-- START Entries --
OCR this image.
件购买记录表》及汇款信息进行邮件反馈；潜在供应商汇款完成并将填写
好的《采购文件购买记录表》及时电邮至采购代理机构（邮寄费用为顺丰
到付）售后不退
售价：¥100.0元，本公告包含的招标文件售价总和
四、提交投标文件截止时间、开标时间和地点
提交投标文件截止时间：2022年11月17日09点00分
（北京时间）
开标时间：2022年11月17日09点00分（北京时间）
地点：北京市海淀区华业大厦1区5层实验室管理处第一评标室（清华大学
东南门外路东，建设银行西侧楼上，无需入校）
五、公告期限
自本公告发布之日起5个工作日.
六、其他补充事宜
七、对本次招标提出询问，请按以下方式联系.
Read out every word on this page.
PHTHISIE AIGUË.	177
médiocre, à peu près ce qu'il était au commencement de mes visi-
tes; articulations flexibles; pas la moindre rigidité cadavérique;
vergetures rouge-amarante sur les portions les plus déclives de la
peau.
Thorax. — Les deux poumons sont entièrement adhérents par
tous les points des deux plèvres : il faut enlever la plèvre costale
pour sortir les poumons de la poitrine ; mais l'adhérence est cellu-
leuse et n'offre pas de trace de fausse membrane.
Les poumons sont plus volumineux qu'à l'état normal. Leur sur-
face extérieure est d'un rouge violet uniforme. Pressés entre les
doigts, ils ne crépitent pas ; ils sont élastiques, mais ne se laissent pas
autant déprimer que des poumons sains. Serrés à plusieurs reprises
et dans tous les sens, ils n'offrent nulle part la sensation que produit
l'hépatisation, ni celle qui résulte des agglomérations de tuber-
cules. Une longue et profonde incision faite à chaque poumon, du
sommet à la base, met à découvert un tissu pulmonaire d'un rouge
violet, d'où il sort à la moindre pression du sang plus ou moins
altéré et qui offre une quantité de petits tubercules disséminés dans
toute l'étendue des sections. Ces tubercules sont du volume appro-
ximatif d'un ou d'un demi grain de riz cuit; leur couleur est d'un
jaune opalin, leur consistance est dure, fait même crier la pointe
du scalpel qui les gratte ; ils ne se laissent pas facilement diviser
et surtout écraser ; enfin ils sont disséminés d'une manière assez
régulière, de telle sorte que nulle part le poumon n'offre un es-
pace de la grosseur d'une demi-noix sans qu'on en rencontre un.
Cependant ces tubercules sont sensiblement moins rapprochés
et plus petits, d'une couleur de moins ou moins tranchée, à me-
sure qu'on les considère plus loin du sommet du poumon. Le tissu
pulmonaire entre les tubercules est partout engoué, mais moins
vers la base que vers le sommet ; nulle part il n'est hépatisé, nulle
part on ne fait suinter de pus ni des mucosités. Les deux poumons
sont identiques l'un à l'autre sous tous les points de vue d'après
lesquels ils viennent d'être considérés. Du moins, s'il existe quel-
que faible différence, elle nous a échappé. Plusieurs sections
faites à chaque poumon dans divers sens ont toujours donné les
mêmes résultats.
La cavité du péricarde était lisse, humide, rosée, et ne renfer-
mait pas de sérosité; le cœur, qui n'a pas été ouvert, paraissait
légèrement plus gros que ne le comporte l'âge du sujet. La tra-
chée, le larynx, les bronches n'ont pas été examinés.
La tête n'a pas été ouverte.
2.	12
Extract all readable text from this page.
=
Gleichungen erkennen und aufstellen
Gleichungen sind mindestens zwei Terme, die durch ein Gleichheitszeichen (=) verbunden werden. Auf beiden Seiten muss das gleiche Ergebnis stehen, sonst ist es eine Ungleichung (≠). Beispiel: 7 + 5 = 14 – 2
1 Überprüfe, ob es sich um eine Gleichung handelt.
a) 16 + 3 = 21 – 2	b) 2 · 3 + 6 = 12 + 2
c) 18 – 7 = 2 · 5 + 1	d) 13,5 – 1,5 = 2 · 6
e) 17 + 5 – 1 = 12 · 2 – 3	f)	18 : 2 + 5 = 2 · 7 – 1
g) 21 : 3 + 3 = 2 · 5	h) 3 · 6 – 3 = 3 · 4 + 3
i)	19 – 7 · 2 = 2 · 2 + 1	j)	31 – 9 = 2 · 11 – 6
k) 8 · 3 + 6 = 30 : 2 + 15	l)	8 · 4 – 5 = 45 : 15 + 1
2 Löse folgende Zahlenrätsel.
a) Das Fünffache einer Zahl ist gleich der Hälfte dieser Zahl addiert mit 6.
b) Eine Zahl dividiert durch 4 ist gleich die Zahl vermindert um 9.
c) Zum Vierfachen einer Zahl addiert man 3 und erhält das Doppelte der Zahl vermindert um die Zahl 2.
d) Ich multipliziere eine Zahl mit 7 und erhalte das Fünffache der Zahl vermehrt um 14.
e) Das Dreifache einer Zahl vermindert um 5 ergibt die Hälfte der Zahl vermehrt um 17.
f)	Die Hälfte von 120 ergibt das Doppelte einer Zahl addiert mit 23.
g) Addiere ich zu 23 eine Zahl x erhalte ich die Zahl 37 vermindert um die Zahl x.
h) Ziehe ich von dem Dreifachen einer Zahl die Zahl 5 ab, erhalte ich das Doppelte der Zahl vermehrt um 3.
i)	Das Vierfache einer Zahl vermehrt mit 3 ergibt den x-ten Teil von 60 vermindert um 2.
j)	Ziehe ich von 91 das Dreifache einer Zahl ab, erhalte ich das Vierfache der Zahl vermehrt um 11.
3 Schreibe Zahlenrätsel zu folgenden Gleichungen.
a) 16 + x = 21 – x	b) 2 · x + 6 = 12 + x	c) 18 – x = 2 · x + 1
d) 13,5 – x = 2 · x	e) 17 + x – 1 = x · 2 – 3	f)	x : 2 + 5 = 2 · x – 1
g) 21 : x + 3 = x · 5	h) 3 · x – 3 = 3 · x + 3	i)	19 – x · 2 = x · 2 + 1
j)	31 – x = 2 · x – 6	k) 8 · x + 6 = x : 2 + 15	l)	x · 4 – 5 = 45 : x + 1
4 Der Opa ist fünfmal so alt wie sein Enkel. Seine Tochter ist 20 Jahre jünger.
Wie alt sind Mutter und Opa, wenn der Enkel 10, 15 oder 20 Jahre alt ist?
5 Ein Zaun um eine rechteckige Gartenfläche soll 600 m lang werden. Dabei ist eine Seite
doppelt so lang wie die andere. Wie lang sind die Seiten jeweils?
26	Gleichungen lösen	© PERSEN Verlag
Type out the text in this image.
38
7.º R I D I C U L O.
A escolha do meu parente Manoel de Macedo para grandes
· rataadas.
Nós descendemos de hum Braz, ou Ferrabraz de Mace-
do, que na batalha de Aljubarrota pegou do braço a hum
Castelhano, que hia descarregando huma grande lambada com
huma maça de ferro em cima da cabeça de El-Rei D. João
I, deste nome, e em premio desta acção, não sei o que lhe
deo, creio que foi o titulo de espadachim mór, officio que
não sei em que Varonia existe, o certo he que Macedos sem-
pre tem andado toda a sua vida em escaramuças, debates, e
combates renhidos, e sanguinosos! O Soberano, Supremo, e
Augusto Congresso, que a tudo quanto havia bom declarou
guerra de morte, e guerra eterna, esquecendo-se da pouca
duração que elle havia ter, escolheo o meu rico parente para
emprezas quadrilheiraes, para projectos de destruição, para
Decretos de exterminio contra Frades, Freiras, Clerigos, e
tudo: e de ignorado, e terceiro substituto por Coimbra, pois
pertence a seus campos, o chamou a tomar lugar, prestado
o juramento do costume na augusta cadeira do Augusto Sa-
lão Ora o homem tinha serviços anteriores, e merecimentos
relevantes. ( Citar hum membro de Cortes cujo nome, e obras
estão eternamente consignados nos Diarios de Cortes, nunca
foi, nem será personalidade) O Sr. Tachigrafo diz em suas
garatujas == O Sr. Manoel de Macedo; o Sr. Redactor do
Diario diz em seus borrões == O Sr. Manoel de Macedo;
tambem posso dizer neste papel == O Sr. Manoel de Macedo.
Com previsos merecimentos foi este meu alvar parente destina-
-- END Entries --
= Exercise prompt =
Go over the records above and tally the lines with the word "laissent" in them. Give the number alone.

= Answer to this task =
2